╔══

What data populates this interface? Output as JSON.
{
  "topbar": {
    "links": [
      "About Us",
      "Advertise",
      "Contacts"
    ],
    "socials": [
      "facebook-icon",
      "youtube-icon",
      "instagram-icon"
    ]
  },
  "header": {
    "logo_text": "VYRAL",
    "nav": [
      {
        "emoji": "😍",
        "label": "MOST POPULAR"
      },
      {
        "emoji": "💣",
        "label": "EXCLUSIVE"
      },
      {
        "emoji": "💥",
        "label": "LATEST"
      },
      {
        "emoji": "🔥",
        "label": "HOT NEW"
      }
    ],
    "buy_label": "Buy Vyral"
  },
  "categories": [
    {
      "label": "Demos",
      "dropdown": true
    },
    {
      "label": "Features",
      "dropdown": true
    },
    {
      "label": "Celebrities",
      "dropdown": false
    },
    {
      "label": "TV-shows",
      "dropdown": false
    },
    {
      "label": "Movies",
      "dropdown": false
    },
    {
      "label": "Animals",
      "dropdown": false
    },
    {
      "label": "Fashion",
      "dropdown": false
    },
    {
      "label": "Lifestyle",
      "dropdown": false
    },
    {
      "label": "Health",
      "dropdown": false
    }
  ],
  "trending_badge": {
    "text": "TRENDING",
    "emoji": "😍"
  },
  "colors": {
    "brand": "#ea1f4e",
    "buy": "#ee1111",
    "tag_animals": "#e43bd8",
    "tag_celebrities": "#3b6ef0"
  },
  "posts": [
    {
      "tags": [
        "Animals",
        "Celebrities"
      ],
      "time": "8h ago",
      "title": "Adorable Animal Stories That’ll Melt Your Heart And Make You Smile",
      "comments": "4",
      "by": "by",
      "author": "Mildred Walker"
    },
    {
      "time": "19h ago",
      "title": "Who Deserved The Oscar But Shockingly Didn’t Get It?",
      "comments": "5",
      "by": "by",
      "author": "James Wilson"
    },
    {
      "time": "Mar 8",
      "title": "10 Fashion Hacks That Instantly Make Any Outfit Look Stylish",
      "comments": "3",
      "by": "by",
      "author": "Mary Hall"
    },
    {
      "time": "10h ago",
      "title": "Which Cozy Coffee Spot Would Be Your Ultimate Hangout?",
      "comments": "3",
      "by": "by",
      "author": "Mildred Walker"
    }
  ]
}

╚══

Copy the entries above exactly, leaving none out.

● The reply
What data populates this interface? Output as JSON.
{
  "topbar": {
    "links": [
      "About Us",
      "Advertise",
      "Contacts"
    ],
    "socials": [
      "facebook-icon",
      "youtube-icon",
      "instagram-icon"
    ]
  },
  "header": {
    "logo_text": "VYRAL",
    "nav": [
      {
        "emoji": "😍",
        "label": "MOST POPULAR"
      },
      {
        "emoji": "💣",
        "label": "EXCLUSIVE"
      },
      {
        "emoji": "💥",
        "label": "LATEST"
      },
      {
        "emoji": "🔥",
        "label": "HOT NEW"
      }
    ],
    "buy_label": "Buy Vyral"
  },
  "categories": [
    {
      "label": "Demos",
      "dropdown": true
    },
    {
      "label": "Features",
      "dropdown": true
    },
    {
      "label": "Celebrities",
      "dropdown": false
    },
    {
      "label": "TV-shows",
      "dropdown": false
    },
    {
      "label": "Movies",
      "dropdown": false
    },
    {
      "label": "Animals",
      "dropdown": false
    },
    {
      "label": "Fashion",
      "dropdown": false
    },
    {
      "label": "Lifestyle",
      "dropdown": false
    },
    {
      "label": "Health",
      "dropdown": false
    }
  ],
  "trending_badge": {
    "text": "TRENDING",
    "emoji": "😍"
  },
  "colors": {
    "brand": "#ea1f4e",
    "buy": "#ee1111",
    "tag_animals": "#e43bd8",
    "tag_celebrities": "#3b6ef0"
  },
  "posts": [
    {
      "tags": [
        "Animals",
        "Celebrities"
      ],
      "time": "8h ago",
      "title": "Adorable Animal Stories That’ll Melt Your Heart And Make You Smile",
      "comments": "4",
      "by": "by",
      "author": "Mildred Walker"
    },
    {
      "time": "19h ago",
      "title": "Who Deserved The Oscar But Shockingly Didn’t Get It?",
      "comments": "5",
      "by": "by",
      "author": "James Wilson"
    },
    {
      "time": "Mar 8",
      "title": "10 Fashion Hacks That Instantly Make Any Outfit Look Stylish",
      "comments": "3",
      "by": "by",
      "author": "Mary Hall"
    },
    {
      "time": "10h ago",
      "title": "Which Cozy Coffee Spot Would Be Your Ultimate Hangout?",
      "comments": "3",
      "by": "by",
      "author": "Mildred Walker"
    }
  ]
}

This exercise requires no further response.